- To be done
Pull each line holding the word "бюджета" from the data.

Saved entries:
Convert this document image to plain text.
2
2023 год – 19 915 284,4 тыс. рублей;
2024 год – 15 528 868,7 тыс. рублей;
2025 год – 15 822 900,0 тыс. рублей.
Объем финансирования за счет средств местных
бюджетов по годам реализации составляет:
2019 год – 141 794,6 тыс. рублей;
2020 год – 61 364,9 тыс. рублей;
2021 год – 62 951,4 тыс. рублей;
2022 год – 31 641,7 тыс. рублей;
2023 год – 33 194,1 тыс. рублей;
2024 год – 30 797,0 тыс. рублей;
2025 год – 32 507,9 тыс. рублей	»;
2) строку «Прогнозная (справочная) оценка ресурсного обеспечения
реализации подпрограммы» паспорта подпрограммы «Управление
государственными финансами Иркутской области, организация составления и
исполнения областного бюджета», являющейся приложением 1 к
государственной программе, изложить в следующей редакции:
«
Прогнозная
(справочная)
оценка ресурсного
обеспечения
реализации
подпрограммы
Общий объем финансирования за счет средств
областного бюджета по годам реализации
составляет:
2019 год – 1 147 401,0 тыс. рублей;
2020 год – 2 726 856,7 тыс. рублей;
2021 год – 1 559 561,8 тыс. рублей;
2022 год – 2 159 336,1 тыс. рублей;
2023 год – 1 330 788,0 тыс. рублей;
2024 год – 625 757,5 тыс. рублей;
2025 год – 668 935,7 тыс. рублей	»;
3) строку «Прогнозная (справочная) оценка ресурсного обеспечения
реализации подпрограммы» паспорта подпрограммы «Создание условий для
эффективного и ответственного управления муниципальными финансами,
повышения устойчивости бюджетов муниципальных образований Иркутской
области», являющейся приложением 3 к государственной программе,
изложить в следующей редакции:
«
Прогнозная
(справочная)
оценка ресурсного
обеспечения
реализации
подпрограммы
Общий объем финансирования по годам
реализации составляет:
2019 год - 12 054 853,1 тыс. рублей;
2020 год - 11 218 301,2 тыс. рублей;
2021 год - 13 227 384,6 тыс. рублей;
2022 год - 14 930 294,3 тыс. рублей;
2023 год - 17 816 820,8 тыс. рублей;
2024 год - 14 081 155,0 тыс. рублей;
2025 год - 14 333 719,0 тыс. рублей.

- Exercise result
исполнения областного бюджета», являющейся приложением 1 к
областного бюджета по годам реализации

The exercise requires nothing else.